Dataset records -
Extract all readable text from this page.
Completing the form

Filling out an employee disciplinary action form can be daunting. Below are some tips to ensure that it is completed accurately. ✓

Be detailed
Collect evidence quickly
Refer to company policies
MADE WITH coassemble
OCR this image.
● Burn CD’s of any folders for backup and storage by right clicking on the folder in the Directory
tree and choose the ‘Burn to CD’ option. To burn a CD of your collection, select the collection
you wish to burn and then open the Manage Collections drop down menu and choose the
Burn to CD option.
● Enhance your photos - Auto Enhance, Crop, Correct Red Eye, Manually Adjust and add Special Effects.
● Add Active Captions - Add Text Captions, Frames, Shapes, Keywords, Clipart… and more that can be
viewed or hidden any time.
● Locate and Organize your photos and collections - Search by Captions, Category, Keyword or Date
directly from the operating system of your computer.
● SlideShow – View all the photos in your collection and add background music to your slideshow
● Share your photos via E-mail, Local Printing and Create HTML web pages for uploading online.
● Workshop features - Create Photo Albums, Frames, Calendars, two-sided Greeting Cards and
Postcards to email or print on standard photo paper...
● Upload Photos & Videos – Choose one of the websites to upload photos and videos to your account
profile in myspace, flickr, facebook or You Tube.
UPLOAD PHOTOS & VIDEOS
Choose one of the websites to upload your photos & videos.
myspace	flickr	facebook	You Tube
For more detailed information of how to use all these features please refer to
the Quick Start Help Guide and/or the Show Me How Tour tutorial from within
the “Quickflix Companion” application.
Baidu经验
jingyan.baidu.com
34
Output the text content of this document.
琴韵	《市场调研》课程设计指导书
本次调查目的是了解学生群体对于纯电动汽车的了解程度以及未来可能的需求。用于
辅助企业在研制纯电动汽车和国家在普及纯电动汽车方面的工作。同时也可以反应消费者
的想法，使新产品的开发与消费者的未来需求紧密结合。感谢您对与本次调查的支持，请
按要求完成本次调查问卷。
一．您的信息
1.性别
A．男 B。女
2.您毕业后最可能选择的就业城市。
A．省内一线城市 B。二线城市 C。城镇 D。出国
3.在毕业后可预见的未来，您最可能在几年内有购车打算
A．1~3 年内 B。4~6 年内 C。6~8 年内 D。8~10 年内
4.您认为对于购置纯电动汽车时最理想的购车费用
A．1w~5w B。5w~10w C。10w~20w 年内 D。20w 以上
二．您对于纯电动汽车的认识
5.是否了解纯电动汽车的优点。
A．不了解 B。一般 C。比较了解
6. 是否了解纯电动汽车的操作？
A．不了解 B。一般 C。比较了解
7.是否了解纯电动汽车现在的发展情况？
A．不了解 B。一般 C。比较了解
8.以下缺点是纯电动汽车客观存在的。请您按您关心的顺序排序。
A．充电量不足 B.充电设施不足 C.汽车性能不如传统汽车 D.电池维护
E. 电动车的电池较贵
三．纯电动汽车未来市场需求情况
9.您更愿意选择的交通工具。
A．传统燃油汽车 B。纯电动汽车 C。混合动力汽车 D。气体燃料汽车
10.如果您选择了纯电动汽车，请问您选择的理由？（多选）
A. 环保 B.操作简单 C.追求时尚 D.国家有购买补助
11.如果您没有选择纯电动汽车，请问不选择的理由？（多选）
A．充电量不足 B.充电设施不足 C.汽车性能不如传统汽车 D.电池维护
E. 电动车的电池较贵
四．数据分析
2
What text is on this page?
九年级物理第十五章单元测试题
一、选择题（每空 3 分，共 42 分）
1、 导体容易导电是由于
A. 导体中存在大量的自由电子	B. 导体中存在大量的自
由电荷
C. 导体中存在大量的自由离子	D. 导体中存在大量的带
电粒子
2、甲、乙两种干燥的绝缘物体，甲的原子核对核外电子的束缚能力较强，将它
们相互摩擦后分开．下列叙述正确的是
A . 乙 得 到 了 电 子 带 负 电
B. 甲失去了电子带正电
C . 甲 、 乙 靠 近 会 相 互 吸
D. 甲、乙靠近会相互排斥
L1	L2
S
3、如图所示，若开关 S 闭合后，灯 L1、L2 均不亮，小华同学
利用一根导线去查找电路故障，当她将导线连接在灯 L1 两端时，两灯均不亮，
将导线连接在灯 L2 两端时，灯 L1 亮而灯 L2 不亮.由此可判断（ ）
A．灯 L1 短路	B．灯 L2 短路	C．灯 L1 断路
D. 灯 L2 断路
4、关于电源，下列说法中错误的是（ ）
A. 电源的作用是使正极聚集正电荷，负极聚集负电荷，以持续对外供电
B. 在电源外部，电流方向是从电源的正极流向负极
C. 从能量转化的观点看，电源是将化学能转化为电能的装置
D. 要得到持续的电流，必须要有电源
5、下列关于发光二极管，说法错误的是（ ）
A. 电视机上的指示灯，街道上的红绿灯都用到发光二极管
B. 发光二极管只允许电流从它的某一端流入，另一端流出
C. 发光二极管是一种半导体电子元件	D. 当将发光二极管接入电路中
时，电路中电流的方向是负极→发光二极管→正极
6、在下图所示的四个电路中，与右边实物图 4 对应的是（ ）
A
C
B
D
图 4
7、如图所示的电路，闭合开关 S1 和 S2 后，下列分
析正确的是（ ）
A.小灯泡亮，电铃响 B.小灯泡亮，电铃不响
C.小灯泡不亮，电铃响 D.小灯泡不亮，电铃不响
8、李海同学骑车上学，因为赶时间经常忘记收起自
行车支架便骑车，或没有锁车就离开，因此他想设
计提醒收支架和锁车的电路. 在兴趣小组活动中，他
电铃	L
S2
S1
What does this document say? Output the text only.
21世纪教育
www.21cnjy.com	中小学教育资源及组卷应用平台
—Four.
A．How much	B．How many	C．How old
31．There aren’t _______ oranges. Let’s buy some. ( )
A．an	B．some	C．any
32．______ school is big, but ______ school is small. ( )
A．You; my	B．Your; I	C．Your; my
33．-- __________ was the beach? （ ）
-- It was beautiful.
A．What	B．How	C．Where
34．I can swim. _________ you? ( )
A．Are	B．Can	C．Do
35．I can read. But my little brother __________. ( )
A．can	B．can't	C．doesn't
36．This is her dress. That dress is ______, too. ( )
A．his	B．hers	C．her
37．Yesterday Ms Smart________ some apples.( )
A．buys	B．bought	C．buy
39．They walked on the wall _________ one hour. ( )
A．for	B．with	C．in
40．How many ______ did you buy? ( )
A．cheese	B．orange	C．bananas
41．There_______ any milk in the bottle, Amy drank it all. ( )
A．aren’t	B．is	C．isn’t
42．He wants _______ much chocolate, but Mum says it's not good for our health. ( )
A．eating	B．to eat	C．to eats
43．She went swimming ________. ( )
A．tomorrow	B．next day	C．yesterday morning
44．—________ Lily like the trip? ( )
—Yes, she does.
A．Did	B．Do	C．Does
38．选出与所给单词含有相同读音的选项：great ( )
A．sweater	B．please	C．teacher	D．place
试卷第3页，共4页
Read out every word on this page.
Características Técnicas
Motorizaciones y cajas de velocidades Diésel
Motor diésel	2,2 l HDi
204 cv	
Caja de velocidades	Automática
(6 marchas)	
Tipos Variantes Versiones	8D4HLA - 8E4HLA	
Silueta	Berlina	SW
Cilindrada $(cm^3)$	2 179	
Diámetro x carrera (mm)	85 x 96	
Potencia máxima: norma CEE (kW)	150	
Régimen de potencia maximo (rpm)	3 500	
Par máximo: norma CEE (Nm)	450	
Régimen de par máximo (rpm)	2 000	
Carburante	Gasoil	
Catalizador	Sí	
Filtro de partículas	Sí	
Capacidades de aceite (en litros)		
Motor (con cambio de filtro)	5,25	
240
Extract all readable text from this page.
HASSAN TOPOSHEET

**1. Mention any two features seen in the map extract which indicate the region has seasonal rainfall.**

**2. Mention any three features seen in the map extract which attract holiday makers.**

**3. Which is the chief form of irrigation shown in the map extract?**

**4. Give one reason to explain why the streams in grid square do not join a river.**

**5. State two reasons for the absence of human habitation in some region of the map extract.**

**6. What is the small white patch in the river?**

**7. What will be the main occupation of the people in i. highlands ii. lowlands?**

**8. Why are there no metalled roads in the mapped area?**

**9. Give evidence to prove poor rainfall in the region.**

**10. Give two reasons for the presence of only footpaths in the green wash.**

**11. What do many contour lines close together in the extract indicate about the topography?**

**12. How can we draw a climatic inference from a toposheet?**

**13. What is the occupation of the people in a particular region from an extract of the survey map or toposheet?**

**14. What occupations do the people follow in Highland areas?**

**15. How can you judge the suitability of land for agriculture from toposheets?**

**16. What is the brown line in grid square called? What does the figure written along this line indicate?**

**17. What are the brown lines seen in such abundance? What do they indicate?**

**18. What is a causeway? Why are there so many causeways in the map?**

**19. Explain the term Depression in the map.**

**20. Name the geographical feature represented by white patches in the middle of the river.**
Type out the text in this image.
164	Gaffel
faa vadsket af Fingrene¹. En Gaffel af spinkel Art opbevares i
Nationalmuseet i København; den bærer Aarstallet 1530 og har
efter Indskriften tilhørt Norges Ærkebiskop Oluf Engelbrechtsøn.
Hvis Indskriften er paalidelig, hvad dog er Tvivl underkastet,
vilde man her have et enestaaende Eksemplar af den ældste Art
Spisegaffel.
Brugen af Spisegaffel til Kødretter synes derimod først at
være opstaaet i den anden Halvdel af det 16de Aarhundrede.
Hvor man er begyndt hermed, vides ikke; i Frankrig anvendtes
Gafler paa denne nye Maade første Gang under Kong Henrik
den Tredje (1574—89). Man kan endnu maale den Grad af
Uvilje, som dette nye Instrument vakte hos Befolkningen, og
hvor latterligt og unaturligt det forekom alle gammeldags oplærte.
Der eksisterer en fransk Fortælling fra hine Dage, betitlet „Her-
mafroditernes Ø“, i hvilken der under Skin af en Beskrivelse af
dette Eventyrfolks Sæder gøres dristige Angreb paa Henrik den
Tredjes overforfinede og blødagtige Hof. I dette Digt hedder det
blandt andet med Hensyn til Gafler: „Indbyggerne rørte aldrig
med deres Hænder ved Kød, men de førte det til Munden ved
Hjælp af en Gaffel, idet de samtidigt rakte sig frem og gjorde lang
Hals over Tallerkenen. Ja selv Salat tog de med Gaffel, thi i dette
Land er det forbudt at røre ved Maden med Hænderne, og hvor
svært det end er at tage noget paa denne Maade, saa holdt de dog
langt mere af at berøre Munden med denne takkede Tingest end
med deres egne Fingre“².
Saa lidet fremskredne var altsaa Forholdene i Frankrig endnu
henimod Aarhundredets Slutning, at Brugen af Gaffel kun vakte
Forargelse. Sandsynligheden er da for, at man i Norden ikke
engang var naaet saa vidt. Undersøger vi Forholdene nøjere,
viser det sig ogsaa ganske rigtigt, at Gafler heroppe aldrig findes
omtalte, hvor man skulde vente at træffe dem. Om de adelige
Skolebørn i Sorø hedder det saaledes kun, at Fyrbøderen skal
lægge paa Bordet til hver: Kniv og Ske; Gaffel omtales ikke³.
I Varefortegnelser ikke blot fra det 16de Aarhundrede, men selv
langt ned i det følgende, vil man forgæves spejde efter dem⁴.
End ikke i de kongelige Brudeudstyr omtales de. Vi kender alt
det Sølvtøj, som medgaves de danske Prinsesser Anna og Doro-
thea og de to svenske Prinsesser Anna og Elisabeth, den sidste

YOUR OBJECTIVE - Find every line that has "Create" in it, then return those lines.

THE RESULT -
● Share your photos via E-mail, Local Printing and Create HTML web pages for uploading online.
● Workshop features - Create Photo Albums, Frames, Calendars, two-sided Greeting Cards and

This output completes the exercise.